Exercise — Transcribe each record exactly. Include every one.

Input for this task —
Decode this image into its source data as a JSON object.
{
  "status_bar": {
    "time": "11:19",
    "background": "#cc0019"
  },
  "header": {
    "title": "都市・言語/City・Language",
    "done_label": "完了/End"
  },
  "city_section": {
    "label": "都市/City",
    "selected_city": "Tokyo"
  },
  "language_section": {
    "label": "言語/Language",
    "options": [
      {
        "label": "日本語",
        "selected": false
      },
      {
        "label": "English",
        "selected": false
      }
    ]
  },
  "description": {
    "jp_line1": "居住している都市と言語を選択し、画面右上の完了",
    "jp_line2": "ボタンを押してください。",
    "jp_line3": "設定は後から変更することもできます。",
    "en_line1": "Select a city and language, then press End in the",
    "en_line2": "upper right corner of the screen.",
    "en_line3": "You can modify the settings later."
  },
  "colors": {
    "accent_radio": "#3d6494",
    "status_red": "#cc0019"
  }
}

Solution to this task —
Decode this image into its source data as a JSON object.
{
  "status_bar": {
    "time": "11:19",
    "background": "#cc0019"
  },
  "header": {
    "title": "都市・言語/City・Language",
    "done_label": "完了/End"
  },
  "city_section": {
    "label": "都市/City",
    "selected_city": "Tokyo"
  },
  "language_section": {
    "label": "言語/Language",
    "options": [
      {
        "label": "日本語",
        "selected": false
      },
      {
        "label": "English",
        "selected": false
      }
    ]
  },
  "description": {
    "jp_line1": "居住している都市と言語を選択し、画面右上の完了",
    "jp_line2": "ボタンを押してください。",
    "jp_line3": "設定は後から変更することもできます。",
    "en_line1": "Select a city and language, then press End in the",
    "en_line2": "upper right corner of the screen.",
    "en_line3": "You can modify the settings later."
  },
  "colors": {
    "accent_radio": "#3d6494",
    "status_red": "#cc0019"
  }
}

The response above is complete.